● PROBLEM REQUIREMENTS: Please return the full listing below without altering anything.

Data records:
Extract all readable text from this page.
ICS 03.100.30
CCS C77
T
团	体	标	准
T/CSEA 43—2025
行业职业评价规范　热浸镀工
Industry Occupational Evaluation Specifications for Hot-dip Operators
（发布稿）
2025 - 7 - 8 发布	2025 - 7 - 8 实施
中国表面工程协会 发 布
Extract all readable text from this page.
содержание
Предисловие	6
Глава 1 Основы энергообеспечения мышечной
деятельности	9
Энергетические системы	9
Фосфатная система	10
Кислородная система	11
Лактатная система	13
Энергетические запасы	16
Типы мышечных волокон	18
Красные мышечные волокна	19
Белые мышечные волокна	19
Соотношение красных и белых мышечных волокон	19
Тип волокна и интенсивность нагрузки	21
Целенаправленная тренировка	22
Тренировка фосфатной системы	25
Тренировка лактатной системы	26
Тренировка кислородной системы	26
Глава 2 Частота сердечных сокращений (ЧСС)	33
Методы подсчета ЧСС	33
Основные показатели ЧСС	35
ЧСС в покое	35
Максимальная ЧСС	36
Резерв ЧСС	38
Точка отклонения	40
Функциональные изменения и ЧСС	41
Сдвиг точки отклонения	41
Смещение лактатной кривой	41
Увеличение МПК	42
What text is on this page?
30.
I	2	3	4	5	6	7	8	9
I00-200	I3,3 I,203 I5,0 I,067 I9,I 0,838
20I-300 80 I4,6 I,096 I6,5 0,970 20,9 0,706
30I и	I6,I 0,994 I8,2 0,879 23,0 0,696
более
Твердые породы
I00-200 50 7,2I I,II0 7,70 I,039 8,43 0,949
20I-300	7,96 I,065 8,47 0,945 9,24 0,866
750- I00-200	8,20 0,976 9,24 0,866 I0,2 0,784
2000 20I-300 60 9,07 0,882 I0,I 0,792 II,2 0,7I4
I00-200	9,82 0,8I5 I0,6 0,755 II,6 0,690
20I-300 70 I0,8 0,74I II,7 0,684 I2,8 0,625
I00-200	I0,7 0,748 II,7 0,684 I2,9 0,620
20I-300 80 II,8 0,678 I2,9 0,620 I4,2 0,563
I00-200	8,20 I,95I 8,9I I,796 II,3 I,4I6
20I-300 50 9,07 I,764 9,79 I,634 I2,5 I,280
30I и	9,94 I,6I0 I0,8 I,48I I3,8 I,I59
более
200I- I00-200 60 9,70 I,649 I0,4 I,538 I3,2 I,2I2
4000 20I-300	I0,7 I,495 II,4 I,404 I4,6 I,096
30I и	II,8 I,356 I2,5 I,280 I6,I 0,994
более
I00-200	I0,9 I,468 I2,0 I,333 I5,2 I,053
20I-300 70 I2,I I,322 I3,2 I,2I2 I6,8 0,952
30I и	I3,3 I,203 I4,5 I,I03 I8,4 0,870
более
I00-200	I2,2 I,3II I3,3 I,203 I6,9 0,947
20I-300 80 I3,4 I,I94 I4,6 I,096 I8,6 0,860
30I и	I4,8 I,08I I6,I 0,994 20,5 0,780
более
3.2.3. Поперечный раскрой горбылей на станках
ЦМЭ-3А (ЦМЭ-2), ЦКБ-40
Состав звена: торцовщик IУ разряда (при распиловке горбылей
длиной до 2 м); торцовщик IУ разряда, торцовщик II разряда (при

● WORKED ANSWER:
Extract all readable text from this page.
ICS 03.100.30
CCS C77
T
团	体	标	准
T/CSEA 43—2025
行业职业评价规范　热浸镀工
Industry Occupational Evaluation Specifications for Hot-dip Operators
（发布稿）
2025 - 7 - 8 发布	2025 - 7 - 8 实施
中国表面工程协会 发 布
Extract all readable text from this page.
содержание
Предисловие	6
Глава 1 Основы энергообеспечения мышечной
деятельности	9
Энергетические системы	9
Фосфатная система	10
Кислородная система	11
Лактатная система	13
Энергетические запасы	16
Типы мышечных волокон	18
Красные мышечные волокна	19
Белые мышечные волокна	19
Соотношение красных и белых мышечных волокон	19
Тип волокна и интенсивность нагрузки	21
Целенаправленная тренировка	22
Тренировка фосфатной системы	25
Тренировка лактатной системы	26
Тренировка кислородной системы	26
Глава 2 Частота сердечных сокращений (ЧСС)	33
Методы подсчета ЧСС	33
Основные показатели ЧСС	35
ЧСС в покое	35
Максимальная ЧСС	36
Резерв ЧСС	38
Точка отклонения	40
Функциональные изменения и ЧСС	41
Сдвиг точки отклонения	41
Смещение лактатной кривой	41
Увеличение МПК	42
What text is on this page?
30.
I	2	3	4	5	6	7	8	9
I00-200	I3,3 I,203 I5,0 I,067 I9,I 0,838
20I-300 80 I4,6 I,096 I6,5 0,970 20,9 0,706
30I и	I6,I 0,994 I8,2 0,879 23,0 0,696
более
Твердые породы
I00-200 50 7,2I I,II0 7,70 I,039 8,43 0,949
20I-300	7,96 I,065 8,47 0,945 9,24 0,866
750- I00-200	8,20 0,976 9,24 0,866 I0,2 0,784
2000 20I-300 60 9,07 0,882 I0,I 0,792 II,2 0,7I4
I00-200	9,82 0,8I5 I0,6 0,755 II,6 0,690
20I-300 70 I0,8 0,74I II,7 0,684 I2,8 0,625
I00-200	I0,7 0,748 II,7 0,684 I2,9 0,620
20I-300 80 II,8 0,678 I2,9 0,620 I4,2 0,563
I00-200	8,20 I,95I 8,9I I,796 II,3 I,4I6
20I-300 50 9,07 I,764 9,79 I,634 I2,5 I,280
30I и	9,94 I,6I0 I0,8 I,48I I3,8 I,I59
более
200I- I00-200 60 9,70 I,649 I0,4 I,538 I3,2 I,2I2
4000 20I-300	I0,7 I,495 II,4 I,404 I4,6 I,096
30I и	II,8 I,356 I2,5 I,280 I6,I 0,994
более
I00-200	I0,9 I,468 I2,0 I,333 I5,2 I,053
20I-300 70 I2,I I,322 I3,2 I,2I2 I6,8 0,952
30I и	I3,3 I,203 I4,5 I,I03 I8,4 0,870
более
I00-200	I2,2 I,3II I3,3 I,203 I6,9 0,947
20I-300 80 I3,4 I,I94 I4,6 I,096 I8,6 0,860
30I и	I4,8 I,08I I6,I 0,994 20,5 0,780
более
3.2.3. Поперечный раскрой горбылей на станках
ЦМЭ-3А (ЦМЭ-2), ЦКБ-40
Состав звена: торцовщик IУ разряда (при распиловке горбылей
длиной до 2 м); торцовщик IУ разряда, торцовщик II разряда (при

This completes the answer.